_Exercise requirements_
Look through the material and copy each line holding "desde".
· · · · ·
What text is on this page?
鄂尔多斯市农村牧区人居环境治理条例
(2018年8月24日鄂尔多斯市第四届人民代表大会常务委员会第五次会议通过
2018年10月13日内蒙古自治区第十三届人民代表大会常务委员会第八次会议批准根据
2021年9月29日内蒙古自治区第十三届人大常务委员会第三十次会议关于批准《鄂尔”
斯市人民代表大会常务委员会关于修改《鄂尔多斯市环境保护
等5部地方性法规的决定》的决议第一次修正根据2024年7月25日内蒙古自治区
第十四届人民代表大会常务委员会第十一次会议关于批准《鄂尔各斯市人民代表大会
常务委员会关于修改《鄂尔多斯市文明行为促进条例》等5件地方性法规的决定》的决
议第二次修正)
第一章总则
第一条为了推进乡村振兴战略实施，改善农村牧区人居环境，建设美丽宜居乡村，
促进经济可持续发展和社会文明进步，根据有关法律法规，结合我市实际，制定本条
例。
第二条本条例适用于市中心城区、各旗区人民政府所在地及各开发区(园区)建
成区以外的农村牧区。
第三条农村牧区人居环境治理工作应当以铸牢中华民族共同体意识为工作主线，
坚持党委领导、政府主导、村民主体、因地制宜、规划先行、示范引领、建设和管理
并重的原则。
· · · · ·
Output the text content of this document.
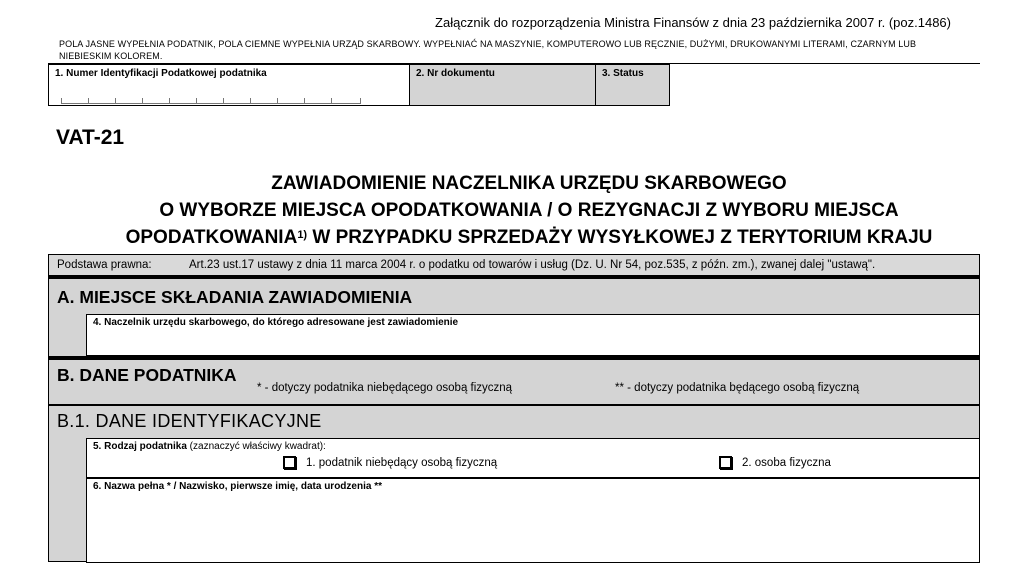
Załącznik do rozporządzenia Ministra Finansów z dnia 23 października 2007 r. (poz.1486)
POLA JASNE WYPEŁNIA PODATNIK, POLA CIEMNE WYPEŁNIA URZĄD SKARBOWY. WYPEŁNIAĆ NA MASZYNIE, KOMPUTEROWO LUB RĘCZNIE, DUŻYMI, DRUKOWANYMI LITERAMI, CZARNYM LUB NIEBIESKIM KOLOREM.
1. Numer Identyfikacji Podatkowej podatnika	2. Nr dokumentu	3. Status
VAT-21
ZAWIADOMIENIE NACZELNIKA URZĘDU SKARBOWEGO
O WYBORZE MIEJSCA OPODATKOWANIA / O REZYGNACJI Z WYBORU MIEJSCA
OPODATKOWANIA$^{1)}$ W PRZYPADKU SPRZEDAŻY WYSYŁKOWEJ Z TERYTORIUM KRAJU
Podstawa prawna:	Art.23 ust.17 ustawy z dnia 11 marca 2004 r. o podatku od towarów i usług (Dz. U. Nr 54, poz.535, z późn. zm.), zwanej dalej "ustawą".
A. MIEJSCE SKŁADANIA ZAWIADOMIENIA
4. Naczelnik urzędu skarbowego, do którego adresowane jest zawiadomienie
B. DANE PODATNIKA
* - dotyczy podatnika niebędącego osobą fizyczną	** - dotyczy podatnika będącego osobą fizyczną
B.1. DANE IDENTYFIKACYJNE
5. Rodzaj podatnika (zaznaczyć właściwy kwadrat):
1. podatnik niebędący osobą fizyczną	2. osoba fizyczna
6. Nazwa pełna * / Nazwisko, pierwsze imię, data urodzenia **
· · · · ·
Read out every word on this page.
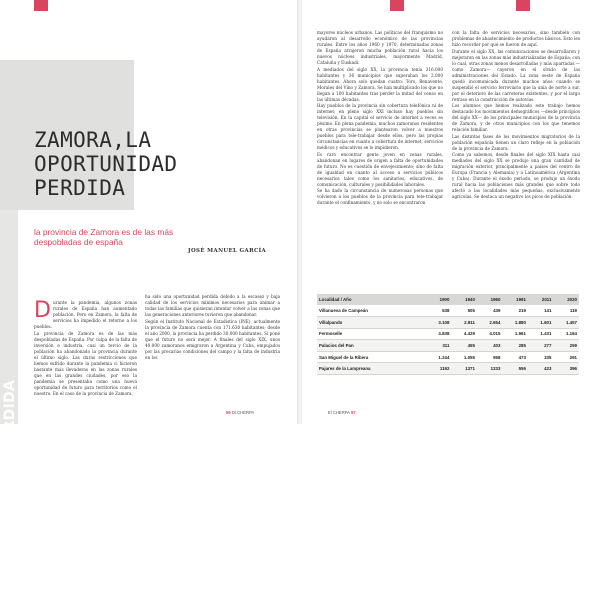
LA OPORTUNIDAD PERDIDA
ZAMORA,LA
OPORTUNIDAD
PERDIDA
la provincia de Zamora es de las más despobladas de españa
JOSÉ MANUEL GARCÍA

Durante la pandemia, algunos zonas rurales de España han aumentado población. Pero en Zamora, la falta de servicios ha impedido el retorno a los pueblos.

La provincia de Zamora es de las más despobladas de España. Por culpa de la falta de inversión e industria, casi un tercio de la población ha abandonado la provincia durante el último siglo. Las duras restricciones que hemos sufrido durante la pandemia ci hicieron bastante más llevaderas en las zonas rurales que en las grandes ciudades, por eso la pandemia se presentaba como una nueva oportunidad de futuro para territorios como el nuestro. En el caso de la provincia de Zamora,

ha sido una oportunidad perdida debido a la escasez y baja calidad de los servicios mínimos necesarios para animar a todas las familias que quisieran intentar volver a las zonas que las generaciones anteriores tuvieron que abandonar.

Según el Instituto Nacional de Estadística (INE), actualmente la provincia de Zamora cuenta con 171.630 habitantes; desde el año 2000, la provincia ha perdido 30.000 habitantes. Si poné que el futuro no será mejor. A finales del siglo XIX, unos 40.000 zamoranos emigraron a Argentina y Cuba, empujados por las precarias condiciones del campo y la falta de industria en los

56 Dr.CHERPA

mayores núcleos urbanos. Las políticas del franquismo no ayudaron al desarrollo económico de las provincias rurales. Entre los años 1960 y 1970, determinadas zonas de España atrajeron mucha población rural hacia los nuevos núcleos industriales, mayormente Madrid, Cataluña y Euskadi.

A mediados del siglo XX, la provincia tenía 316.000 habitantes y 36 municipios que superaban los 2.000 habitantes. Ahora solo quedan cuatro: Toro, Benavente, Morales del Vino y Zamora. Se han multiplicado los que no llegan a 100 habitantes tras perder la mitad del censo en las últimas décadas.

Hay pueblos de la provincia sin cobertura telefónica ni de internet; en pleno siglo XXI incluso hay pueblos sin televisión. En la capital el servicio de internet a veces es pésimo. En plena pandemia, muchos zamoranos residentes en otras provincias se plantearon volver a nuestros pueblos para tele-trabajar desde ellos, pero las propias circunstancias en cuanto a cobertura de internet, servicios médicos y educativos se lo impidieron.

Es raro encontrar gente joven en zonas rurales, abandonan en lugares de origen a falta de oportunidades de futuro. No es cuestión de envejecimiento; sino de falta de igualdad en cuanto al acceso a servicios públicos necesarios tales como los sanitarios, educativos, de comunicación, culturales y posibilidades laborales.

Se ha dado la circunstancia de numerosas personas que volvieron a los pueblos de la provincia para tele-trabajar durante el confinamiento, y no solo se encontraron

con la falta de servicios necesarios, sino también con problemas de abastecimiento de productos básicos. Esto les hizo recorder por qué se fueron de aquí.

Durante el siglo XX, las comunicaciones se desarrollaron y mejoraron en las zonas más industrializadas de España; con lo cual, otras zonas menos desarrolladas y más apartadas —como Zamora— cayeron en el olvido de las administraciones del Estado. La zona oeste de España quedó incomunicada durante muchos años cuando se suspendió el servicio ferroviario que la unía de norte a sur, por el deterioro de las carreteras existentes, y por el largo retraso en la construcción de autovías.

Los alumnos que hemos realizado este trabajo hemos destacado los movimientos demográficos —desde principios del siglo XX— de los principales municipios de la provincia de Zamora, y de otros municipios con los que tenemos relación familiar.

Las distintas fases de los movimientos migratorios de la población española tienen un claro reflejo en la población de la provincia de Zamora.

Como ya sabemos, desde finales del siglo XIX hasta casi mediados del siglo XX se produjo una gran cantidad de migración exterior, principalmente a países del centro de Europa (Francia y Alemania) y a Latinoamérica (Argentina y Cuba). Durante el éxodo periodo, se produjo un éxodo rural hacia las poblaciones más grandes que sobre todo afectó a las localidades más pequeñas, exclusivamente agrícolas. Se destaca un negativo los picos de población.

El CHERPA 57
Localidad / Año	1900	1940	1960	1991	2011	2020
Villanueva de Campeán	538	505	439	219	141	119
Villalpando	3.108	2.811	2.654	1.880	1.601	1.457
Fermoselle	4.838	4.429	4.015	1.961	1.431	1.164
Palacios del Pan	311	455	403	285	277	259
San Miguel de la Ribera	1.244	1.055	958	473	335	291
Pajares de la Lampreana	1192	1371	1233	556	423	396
· · · · ·
_Exercise answer_
Según el Instituto Nacional de Estadística (INE), actualmente la provincia de Zamora cuenta con 171.630 habitantes; desde el año 2000, la provincia ha perdido 30.000 habitantes. Si poné que el futuro no será mejor. A finales del siglo XIX, unos 40.000 zamoranos emigraron a Argentina y Cuba, empujados por las precarias condiciones del campo y la falta de industria en los
Hay pueblos de la provincia sin cobertura telefónica ni de internet; en pleno siglo XXI incluso hay pueblos sin televisión. En la capital el servicio de internet a veces es pésimo. En plena pandemia, muchos zamoranos residentes en otras provincias se plantearon volver a nuestros pueblos para tele-trabajar desde ellos, pero las propias circunstancias en cuanto a cobertura de internet, servicios médicos y educativos se lo impidieron.
Los alumnos que hemos realizado este trabajo hemos destacado los movimientos demográficos —desde principios del siglo XX— de los principales municipios de la provincia de Zamora, y de otros municipios con los que tenemos relación familiar.
Como ya sabemos, desde finales del siglo XIX hasta casi mediados del siglo XX se produjo una gran cantidad de migración exterior, principalmente a países del centro de Europa (Francia y Alemania) y a Latinoamérica (Argentina y Cuba). Durante el éxodo periodo, se produjo un éxodo rural hacia las poblaciones más grandes que sobre todo afectó a las localidades más pequeñas, exclusivamente agrícolas. Se destaca un negativo los picos de población.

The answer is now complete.